**Records provided**
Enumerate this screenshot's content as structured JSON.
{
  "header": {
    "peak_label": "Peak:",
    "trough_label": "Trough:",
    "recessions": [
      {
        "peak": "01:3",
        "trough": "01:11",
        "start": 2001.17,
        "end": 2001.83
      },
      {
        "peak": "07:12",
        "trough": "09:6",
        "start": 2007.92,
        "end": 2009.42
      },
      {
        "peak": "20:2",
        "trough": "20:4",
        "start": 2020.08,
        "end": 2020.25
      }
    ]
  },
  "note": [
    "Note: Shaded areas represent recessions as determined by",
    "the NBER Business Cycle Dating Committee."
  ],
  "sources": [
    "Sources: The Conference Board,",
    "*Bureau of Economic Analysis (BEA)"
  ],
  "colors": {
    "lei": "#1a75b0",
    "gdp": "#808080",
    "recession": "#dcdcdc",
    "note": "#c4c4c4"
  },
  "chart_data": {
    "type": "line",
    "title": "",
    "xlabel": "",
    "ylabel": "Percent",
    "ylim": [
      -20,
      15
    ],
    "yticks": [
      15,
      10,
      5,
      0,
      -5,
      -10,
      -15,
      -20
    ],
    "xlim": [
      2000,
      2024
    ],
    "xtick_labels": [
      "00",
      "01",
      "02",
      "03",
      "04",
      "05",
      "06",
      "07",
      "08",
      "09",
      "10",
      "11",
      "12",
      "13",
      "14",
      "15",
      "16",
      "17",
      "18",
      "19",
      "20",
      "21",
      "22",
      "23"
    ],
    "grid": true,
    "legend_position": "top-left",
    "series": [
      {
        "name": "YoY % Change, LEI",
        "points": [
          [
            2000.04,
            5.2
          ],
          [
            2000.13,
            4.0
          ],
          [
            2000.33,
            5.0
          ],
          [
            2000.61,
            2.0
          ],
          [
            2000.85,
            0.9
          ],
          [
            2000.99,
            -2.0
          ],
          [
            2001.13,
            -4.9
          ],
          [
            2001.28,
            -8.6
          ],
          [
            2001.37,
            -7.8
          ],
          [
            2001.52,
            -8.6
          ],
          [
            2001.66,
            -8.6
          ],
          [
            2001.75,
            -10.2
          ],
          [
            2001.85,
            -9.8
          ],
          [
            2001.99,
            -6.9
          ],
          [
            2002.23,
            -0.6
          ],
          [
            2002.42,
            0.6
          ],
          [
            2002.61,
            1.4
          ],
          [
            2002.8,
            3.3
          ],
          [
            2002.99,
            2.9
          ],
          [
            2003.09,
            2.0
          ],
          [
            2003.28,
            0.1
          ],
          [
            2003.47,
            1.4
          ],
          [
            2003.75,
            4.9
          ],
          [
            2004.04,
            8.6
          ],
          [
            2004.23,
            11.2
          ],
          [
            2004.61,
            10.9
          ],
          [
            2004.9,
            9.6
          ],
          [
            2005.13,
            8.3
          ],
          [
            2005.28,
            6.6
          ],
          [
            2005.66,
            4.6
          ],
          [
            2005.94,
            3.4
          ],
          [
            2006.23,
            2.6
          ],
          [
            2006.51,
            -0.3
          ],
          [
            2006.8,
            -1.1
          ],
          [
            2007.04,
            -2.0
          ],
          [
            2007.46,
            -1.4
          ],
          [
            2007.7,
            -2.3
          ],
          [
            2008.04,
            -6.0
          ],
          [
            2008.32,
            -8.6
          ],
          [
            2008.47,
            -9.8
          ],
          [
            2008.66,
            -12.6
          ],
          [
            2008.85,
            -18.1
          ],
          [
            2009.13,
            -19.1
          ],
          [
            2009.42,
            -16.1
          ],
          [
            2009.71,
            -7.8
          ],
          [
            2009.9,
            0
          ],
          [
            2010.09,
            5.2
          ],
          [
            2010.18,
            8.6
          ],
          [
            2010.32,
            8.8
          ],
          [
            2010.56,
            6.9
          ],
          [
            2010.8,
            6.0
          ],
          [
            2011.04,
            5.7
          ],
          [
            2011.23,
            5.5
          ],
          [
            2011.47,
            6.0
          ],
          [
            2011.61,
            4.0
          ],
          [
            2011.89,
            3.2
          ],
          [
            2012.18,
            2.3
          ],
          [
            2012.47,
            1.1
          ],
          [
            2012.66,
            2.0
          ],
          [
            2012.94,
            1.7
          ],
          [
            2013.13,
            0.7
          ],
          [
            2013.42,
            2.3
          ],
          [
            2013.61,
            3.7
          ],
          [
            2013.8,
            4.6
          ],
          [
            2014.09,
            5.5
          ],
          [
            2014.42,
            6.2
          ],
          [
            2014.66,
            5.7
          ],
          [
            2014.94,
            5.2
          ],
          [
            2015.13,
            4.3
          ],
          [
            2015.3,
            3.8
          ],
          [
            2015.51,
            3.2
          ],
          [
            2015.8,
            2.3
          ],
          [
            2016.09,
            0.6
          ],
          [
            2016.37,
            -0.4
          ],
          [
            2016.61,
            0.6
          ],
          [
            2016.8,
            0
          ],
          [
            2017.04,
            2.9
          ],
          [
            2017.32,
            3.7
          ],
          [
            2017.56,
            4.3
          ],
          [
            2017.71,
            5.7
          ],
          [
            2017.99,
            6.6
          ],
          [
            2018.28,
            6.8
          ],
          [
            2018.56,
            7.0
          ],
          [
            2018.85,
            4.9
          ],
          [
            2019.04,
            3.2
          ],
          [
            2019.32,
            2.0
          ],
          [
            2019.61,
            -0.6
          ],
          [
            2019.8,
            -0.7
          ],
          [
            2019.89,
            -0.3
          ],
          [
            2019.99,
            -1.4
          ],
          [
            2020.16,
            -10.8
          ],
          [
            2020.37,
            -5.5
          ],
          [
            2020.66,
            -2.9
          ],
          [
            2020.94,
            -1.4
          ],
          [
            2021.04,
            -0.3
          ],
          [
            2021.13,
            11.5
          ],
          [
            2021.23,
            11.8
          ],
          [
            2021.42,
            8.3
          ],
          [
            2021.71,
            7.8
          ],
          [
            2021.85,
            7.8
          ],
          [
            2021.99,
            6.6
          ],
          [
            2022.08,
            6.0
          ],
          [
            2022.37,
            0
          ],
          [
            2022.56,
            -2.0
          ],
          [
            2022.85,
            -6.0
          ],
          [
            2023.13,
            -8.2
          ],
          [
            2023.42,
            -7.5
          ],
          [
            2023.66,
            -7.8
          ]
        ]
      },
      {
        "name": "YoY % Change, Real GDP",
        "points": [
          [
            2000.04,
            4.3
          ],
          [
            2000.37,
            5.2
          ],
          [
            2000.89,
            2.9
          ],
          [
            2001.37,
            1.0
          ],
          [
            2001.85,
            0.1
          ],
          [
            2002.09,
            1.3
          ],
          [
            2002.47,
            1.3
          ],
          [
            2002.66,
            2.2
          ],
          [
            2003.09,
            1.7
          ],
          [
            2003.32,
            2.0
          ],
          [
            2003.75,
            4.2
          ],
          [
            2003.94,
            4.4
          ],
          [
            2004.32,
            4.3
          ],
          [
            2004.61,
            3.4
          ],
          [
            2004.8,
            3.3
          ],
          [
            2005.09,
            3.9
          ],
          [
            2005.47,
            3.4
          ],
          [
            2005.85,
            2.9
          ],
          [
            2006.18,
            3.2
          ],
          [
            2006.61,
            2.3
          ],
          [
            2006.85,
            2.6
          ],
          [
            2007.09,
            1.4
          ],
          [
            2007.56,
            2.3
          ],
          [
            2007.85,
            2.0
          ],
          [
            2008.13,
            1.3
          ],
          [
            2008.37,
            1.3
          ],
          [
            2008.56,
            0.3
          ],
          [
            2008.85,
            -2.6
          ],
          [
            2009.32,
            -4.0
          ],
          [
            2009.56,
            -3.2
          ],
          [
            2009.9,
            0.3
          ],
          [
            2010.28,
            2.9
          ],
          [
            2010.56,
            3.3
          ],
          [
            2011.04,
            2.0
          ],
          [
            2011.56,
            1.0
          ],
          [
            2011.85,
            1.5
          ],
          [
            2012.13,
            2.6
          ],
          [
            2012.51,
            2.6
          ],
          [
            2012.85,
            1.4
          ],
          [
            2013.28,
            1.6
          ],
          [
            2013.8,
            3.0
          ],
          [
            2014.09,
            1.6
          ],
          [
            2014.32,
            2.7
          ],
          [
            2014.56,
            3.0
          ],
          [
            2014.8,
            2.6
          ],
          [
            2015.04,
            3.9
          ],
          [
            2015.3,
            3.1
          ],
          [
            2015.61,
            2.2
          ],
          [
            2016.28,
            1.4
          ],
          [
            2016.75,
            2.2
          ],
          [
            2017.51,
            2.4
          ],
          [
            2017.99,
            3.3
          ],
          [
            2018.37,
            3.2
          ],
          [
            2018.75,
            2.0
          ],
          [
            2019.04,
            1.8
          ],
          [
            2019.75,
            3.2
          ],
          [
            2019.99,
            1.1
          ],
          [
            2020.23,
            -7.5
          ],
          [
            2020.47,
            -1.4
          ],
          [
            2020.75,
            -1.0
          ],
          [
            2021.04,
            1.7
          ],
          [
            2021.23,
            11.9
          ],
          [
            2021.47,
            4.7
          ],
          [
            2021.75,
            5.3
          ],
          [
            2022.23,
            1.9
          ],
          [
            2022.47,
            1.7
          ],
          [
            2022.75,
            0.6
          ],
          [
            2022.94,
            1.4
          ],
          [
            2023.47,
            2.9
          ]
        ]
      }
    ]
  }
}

**Work to do**
Among the lines of the data above, determine how many contain the word "Change". Report the number alone.

**Expected output**
2